What the task asks | Please reproduce the data below verbatim, from its first line through the line containing "Bar xyxy=(464,260,587,300)", with both ends included.

━━━ Extracted data ━━━

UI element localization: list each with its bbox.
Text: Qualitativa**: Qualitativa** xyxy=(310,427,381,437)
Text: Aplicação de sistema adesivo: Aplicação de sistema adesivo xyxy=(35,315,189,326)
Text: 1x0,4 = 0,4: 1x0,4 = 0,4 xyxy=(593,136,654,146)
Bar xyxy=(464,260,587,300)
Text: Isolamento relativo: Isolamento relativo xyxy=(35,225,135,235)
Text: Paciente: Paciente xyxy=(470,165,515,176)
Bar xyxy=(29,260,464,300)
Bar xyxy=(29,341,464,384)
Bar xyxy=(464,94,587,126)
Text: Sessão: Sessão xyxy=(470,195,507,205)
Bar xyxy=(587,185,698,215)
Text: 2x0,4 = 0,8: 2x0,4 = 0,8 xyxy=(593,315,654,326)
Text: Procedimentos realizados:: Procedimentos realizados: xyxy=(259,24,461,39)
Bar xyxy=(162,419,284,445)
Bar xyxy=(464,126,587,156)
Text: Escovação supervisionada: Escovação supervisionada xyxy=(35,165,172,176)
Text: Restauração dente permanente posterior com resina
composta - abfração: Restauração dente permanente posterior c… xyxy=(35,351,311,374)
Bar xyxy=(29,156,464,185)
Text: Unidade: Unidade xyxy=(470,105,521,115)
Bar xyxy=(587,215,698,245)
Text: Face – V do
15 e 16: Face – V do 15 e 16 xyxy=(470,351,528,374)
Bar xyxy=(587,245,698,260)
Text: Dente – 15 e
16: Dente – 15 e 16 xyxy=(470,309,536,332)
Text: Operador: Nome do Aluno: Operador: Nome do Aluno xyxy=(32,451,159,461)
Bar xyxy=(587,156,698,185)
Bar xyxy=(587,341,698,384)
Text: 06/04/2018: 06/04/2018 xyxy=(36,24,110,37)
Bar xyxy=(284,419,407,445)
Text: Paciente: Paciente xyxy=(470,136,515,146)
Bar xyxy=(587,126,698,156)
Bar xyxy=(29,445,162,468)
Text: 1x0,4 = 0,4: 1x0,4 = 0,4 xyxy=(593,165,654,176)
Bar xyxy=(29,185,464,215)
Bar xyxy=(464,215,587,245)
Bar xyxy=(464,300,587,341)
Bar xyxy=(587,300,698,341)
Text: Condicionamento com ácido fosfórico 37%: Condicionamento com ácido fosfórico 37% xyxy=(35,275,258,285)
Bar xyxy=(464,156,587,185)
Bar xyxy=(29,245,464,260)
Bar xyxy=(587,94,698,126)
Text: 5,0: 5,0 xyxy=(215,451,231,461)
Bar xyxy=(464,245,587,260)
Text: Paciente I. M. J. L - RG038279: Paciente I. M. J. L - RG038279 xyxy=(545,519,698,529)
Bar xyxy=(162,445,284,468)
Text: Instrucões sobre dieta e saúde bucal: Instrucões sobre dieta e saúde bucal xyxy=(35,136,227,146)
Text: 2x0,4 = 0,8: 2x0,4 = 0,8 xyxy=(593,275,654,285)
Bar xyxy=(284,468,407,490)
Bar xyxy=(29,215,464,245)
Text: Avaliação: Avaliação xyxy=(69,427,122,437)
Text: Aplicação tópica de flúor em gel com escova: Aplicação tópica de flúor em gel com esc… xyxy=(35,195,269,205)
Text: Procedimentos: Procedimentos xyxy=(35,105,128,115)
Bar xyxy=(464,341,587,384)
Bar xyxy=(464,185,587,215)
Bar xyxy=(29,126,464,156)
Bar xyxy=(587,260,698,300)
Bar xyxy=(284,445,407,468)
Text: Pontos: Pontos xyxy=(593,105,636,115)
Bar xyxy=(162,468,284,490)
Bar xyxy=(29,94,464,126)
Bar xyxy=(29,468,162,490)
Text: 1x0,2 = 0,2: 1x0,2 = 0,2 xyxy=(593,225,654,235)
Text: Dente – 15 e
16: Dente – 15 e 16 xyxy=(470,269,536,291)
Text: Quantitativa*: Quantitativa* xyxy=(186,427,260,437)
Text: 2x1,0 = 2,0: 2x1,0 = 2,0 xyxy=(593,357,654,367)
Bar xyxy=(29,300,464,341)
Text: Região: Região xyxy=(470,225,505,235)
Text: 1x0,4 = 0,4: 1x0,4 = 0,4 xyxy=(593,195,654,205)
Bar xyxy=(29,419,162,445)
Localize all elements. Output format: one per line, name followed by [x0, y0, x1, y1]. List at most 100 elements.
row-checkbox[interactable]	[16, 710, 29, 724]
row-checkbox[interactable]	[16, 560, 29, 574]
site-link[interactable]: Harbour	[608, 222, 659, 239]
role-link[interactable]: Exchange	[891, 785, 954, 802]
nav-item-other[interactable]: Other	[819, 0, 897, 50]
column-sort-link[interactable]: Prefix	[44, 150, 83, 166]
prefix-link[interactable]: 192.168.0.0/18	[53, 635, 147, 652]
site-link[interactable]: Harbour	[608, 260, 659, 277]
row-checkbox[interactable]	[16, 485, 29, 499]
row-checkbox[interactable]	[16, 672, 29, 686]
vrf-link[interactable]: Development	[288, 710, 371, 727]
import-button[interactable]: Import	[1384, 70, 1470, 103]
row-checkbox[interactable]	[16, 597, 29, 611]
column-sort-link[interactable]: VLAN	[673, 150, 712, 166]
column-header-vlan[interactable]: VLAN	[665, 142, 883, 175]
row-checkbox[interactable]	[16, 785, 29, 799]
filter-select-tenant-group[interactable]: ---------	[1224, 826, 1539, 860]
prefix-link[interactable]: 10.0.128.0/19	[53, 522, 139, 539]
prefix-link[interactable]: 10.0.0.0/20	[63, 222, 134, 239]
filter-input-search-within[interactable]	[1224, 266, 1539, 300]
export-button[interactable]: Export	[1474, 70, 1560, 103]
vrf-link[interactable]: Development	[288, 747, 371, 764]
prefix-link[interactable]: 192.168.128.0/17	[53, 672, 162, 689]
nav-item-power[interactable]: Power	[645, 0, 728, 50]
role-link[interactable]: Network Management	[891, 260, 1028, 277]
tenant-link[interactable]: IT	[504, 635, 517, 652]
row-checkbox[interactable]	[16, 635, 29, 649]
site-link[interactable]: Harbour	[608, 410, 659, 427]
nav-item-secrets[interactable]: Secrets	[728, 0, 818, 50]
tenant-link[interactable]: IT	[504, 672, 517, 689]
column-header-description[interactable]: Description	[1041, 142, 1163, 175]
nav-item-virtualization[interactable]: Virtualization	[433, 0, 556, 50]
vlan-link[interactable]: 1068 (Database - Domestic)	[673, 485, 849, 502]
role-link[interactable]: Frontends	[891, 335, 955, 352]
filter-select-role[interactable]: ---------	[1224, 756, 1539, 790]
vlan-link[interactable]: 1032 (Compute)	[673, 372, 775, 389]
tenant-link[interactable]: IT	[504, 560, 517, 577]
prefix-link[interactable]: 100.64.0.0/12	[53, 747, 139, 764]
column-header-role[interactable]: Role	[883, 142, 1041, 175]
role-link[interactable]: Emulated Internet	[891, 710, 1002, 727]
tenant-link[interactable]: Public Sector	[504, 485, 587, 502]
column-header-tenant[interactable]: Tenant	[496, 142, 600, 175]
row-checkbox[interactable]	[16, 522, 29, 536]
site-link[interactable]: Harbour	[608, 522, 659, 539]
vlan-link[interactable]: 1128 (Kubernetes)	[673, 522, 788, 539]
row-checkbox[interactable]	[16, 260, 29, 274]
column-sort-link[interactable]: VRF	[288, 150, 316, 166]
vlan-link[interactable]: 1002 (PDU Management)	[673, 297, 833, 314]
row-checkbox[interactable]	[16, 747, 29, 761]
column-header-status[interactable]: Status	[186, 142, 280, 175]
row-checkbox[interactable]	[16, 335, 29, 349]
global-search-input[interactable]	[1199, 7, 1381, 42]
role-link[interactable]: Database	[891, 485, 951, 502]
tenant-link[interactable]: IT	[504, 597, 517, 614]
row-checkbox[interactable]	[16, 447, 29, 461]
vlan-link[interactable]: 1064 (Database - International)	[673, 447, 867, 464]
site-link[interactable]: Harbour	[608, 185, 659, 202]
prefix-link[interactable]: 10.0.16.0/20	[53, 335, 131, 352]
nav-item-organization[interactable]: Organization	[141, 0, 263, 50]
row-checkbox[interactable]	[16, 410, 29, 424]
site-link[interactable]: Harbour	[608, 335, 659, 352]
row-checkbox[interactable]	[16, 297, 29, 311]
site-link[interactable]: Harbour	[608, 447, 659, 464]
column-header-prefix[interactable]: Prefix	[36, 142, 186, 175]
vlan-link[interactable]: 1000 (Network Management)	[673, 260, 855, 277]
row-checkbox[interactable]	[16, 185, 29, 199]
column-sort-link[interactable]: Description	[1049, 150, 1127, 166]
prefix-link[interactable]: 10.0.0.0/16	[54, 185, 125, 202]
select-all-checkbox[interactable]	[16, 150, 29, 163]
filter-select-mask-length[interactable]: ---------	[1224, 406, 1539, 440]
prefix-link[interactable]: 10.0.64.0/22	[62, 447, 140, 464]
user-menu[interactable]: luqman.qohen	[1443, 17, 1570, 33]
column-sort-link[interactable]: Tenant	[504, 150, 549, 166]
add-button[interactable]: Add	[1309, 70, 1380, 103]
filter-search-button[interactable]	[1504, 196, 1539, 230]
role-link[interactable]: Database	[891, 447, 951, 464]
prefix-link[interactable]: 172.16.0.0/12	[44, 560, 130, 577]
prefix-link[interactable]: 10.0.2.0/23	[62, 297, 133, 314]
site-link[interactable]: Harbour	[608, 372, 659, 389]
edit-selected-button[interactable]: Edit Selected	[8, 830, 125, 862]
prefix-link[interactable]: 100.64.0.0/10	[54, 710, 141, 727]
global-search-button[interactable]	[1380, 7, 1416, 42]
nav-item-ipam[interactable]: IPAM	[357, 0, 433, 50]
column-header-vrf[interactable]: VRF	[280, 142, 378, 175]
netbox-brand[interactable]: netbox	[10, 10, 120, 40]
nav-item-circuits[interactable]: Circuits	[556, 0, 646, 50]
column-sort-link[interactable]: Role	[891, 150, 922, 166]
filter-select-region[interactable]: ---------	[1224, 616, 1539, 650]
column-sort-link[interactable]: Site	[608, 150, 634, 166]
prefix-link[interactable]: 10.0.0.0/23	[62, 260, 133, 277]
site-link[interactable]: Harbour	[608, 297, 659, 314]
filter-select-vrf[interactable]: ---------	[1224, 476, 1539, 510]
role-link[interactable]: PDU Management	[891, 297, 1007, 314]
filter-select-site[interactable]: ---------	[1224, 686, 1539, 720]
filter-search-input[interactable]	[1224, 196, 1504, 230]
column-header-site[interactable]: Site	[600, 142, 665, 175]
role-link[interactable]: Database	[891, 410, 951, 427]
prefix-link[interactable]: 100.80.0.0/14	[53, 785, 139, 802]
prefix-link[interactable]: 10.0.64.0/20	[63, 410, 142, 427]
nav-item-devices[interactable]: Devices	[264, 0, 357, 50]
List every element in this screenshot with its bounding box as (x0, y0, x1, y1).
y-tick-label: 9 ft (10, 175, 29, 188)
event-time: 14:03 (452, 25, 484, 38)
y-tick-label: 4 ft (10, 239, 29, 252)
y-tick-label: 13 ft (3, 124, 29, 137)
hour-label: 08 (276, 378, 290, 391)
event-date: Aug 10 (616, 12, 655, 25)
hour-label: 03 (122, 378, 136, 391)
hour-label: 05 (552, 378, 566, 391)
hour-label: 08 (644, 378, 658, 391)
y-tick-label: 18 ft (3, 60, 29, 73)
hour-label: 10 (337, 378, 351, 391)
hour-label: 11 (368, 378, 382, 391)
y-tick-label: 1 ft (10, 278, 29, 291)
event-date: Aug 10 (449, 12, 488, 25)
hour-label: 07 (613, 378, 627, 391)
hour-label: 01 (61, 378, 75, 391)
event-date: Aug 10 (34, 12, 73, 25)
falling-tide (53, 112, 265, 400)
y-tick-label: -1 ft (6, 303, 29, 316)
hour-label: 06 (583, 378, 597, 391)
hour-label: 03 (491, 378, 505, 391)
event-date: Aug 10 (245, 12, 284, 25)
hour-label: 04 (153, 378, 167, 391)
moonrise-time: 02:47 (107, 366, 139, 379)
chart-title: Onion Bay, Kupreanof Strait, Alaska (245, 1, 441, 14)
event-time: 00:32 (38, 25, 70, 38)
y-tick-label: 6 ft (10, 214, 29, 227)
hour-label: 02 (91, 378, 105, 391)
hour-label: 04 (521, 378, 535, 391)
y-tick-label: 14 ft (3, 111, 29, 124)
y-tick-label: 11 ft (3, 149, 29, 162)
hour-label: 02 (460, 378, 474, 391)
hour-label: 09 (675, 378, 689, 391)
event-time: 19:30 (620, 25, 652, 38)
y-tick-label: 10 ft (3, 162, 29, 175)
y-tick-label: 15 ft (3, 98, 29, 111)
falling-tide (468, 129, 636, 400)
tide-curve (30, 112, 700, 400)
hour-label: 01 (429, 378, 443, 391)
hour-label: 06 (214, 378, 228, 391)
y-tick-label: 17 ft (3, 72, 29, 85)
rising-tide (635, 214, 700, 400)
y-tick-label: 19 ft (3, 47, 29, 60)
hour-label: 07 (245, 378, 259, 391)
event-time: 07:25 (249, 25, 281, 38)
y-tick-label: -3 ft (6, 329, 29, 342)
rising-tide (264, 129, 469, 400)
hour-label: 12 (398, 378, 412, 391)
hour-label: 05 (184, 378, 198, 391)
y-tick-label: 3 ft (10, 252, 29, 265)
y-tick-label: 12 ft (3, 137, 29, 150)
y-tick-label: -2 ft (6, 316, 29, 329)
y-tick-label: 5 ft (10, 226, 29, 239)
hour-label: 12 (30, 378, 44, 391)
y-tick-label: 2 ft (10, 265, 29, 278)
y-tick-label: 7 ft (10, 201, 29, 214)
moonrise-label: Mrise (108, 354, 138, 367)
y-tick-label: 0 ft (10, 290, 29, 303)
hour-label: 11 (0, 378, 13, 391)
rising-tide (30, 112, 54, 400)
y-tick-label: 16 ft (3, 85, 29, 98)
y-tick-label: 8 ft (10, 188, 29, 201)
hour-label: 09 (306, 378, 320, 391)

━━━

Expected answer |
UI element localization: list each with its bbox.
Text: Qualitativa**: Qualitativa** xyxy=(310,427,381,437)
Text: Aplicação de sistema adesivo: Aplicação de sistema adesivo xyxy=(35,315,189,326)
Text: 1x0,4 = 0,4: 1x0,4 = 0,4 xyxy=(593,136,654,146)
Bar xyxy=(464,260,587,300)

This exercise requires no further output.